▸ **AIM**
Repeat every record exactly, but keep images out of the copy.

▸ **INPUT ROWS**
************

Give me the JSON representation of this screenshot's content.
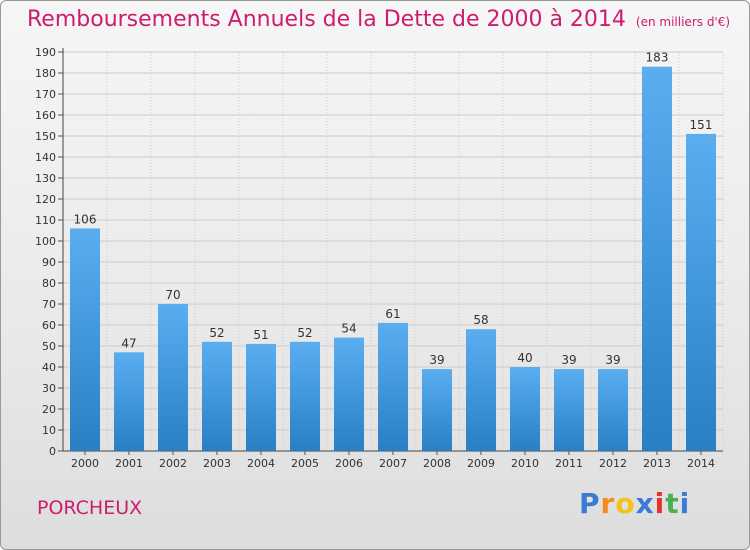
{
  "header": {
    "title": "Remboursements Annuels de la Dette de 2000 à 2014",
    "unit": "(en milliers d'€)"
  },
  "footer": {
    "commune": "PORCHEUX",
    "logo": [
      "P",
      "r",
      "o",
      "x",
      "i",
      "t",
      "i"
    ],
    "logo_colors": [
      "#3a7bd5",
      "#f28c1e",
      "#f2c318",
      "#3a7bd5",
      "#e6332a",
      "#4caf50",
      "#3a7bd5"
    ]
  },
  "colors": {
    "bar_light": "#5aaef0",
    "bar_dark": "#2a7fc4",
    "title": "#cc1d6e",
    "grid": "#cccccc"
  },
  "chart_data": {
    "type": "bar",
    "categories": [
      "2000",
      "2001",
      "2002",
      "2003",
      "2004",
      "2005",
      "2006",
      "2007",
      "2008",
      "2009",
      "2010",
      "2011",
      "2012",
      "2013",
      "2014"
    ],
    "values": [
      106,
      47,
      70,
      52,
      51,
      52,
      54,
      61,
      39,
      58,
      40,
      39,
      39,
      183,
      151
    ],
    "ylim": [
      0,
      190
    ],
    "yticks": [
      0,
      10,
      20,
      30,
      40,
      50,
      60,
      70,
      80,
      90,
      100,
      110,
      120,
      130,
      140,
      150,
      160,
      170,
      180,
      190
    ],
    "grid": true,
    "data_labels": true
  }
}
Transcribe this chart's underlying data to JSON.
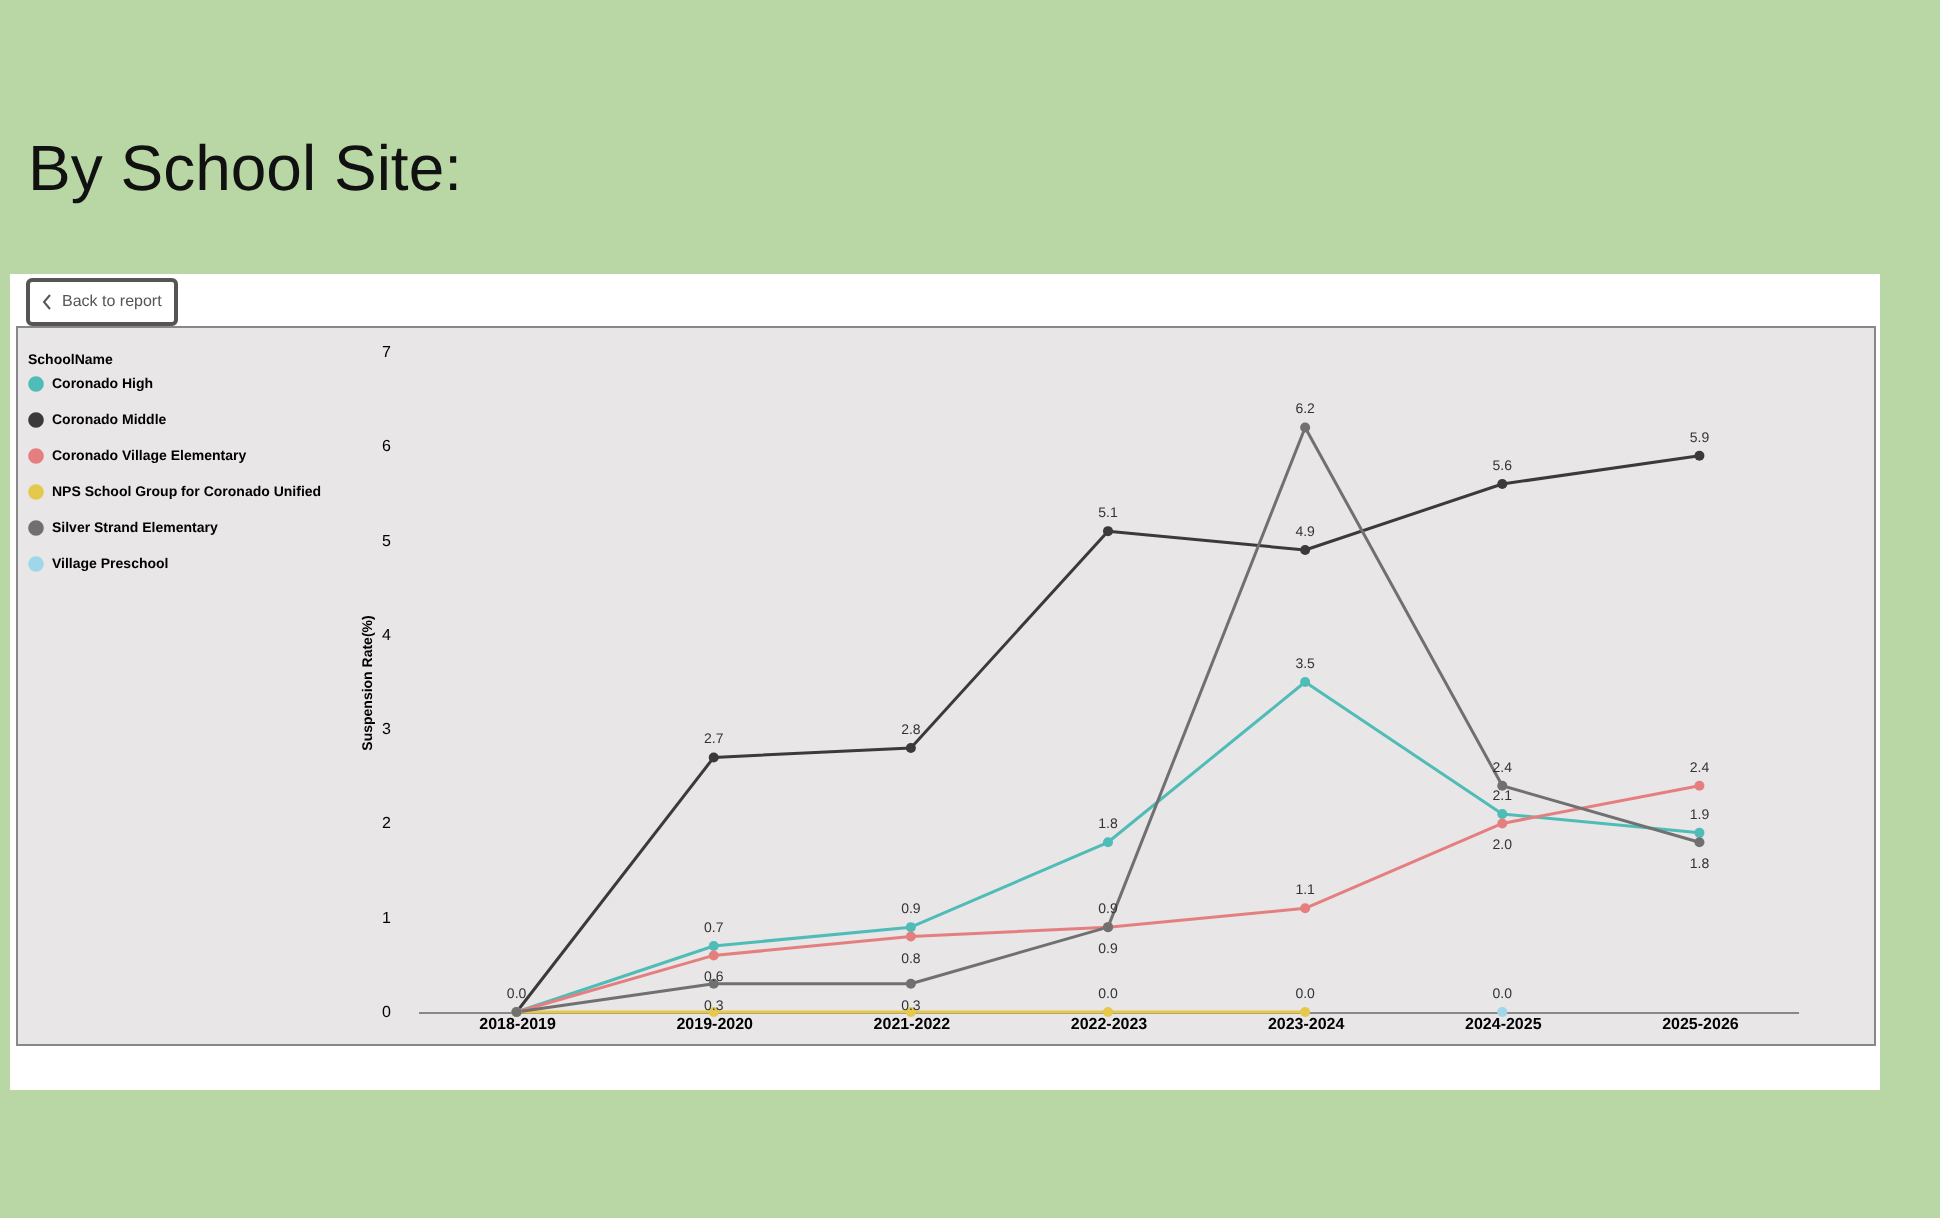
{
  "chart_data": {
    "type": "line",
    "title": "By School Site:",
    "ylabel": "Suspension Rate(%)",
    "legend_title": "SchoolName",
    "annotations": [
      "Back to report"
    ],
    "categories": [
      "2018-2019",
      "2019-2020",
      "2021-2022",
      "2022-2023",
      "2023-2024",
      "2024-2025",
      "2025-2026"
    ],
    "series": [
      {
        "name": "Coronado High",
        "color": "#4fbcb8",
        "values": [
          0,
          0.7,
          0.9,
          1.8,
          3.5,
          2.1,
          1.9
        ],
        "value_labels": [
          "0.0",
          "0.7",
          "0.9",
          "1.8",
          "3.5",
          "2.1",
          "1.9"
        ]
      },
      {
        "name": "Coronado Middle",
        "color": "#3a3a3a",
        "values": [
          0,
          2.7,
          2.8,
          5.1,
          4.9,
          5.6,
          5.9
        ],
        "value_labels": [
          null,
          "2.7",
          "2.8",
          "5.1",
          "4.9",
          "5.6",
          "5.9"
        ]
      },
      {
        "name": "Coronado Village Elementary",
        "color": "#e57f7f",
        "values": [
          0,
          0.6,
          0.8,
          0.9,
          1.1,
          2.0,
          2.4
        ],
        "value_labels": [
          null,
          "0.6",
          "0.8",
          "0.9",
          "1.1",
          "2.0",
          "2.4"
        ]
      },
      {
        "name": "NPS School Group for Coronado Unified",
        "color": "#e6c84a",
        "values": [
          0,
          0,
          0,
          0,
          0,
          null,
          null
        ],
        "value_labels": [
          null,
          null,
          null,
          "0.0",
          "0.0",
          null,
          null
        ]
      },
      {
        "name": "Silver Strand Elementary",
        "color": "#707070",
        "values": [
          0,
          0.3,
          0.3,
          0.9,
          6.2,
          2.4,
          1.8
        ],
        "value_labels": [
          null,
          "0.3",
          "0.3",
          "0.9",
          "6.2",
          "2.4",
          "1.8"
        ]
      },
      {
        "name": "Village Preschool",
        "color": "#9fd6ea",
        "values": [
          null,
          null,
          null,
          null,
          null,
          0,
          null
        ],
        "value_labels": [
          null,
          null,
          null,
          null,
          null,
          "0.0",
          null
        ]
      }
    ],
    "ylim": [
      0,
      7
    ],
    "yticks": [
      0,
      1,
      2,
      3,
      4,
      5,
      6,
      7
    ],
    "grid": false,
    "legend": "left",
    "marker": "circle",
    "line_style": "solid"
  }
}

************

▸ **SOLUTION BELOW**
Give me the JSON representation of this screenshot's content.
{
  "header": {
    "title": "Remboursements Annuels de la Dette de 2000 à 2014",
    "unit": "(en milliers d'€)"
  },
  "footer": {
    "commune": "PORCHEUX",
    "logo": [
      "P",
      "r",
      "o",
      "x",
      "i",
      "t",
      "i"
    ],
    "logo_colors": [
      "#3a7bd5",
      "#f28c1e",
      "#f2c318",
      "#3a7bd5",
      "#e6332a",
      "#4caf50",
      "#3a7bd5"
    ]
  },
  "colors": {
    "bar_light": "#5aaef0",
    "bar_dark": "#2a7fc4",
    "title": "#cc1d6e",
    "grid": "#cccccc"
  },
  "chart_data": {
    "type": "bar",
    "categories": [
      "2000",
      "2001",
      "2002",
      "2003",
      "2004",
      "2005",
      "2006",
      "2007",
      "2008",
      "2009",
      "2010",
      "2011",
      "2012",
      "2013",
      "2014"
    ],
    "values": [
      106,
      47,
      70,
      52,
      51,
      52,
      54,
      61,
      39,
      58,
      40,
      39,
      39,
      183,
      151
    ],
    "ylim": [
      0,
      190
    ],
    "yticks": [
      0,
      10,
      20,
      30,
      40,
      50,
      60,
      70,
      80,
      90,
      100,
      110,
      120,
      130,
      140,
      150,
      160,
      170,
      180,
      190
    ],
    "grid": true,
    "data_labels": true
  }
}
Transcribe this chart's underlying data to JSON.
{
  "chart_data": {
    "type": "line",
    "title": "By School Site:",
    "ylabel": "Suspension Rate(%)",
    "legend_title": "SchoolName",
    "annotations": [
      "Back to report"
    ],
    "categories": [
      "2018-2019",
      "2019-2020",
      "2021-2022",
      "2022-2023",
      "2023-2024",
      "2024-2025",
      "2025-2026"
    ],
    "series": [
      {
        "name": "Coronado High",
        "color": "#4fbcb8",
        "values": [
          0,
          0.7,
          0.9,
          1.8,
          3.5,
          2.1,
          1.9
        ],
        "value_labels": [
          "0.0",
          "0.7",
          "0.9",
          "1.8",
          "3.5",
          "2.1",
          "1.9"
        ]
      },
      {
        "name": "Coronado Middle",
        "color": "#3a3a3a",
        "values": [
          0,
          2.7,
          2.8,
          5.1,
          4.9,
          5.6,
          5.9
        ],
        "value_labels": [
          null,
          "2.7",
          "2.8",
          "5.1",
          "4.9",
          "5.6",
          "5.9"
        ]
      },
      {
        "name": "Coronado Village Elementary",
        "color": "#e57f7f",
        "values": [
          0,
          0.6,
          0.8,
          0.9,
          1.1,
          2.0,
          2.4
        ],
        "value_labels": [
          null,
          "0.6",
          "0.8",
          "0.9",
          "1.1",
          "2.0",
          "2.4"
        ]
      },
      {
        "name": "NPS School Group for Coronado Unified",
        "color": "#e6c84a",
        "values": [
          0,
          0,
          0,
          0,
          0,
          null,
          null
        ],
        "value_labels": [
          null,
          null,
          null,
          "0.0",
          "0.0",
          null,
          null
        ]
      },
      {
        "name": "Silver Strand Elementary",
        "color": "#707070",
        "values": [
          0,
          0.3,
          0.3,
          0.9,
          6.2,
          2.4,
          1.8
        ],
        "value_labels": [
          null,
          "0.3",
          "0.3",
          "0.9",
          "6.2",
          "2.4",
          "1.8"
        ]
      },
      {
        "name": "Village Preschool",
        "color": "#9fd6ea",
        "values": [
          null,
          null,
          null,
          null,
          null,
          0,
          null
        ],
        "value_labels": [
          null,
          null,
          null,
          null,
          null,
          "0.0",
          null
        ]
      }
    ],
    "ylim": [
      0,
      7
    ],
    "yticks": [
      0,
      1,
      2,
      3,
      4,
      5,
      6,
      7
    ],
    "grid": false,
    "legend": "left",
    "marker": "circle",
    "line_style": "solid"
  }
}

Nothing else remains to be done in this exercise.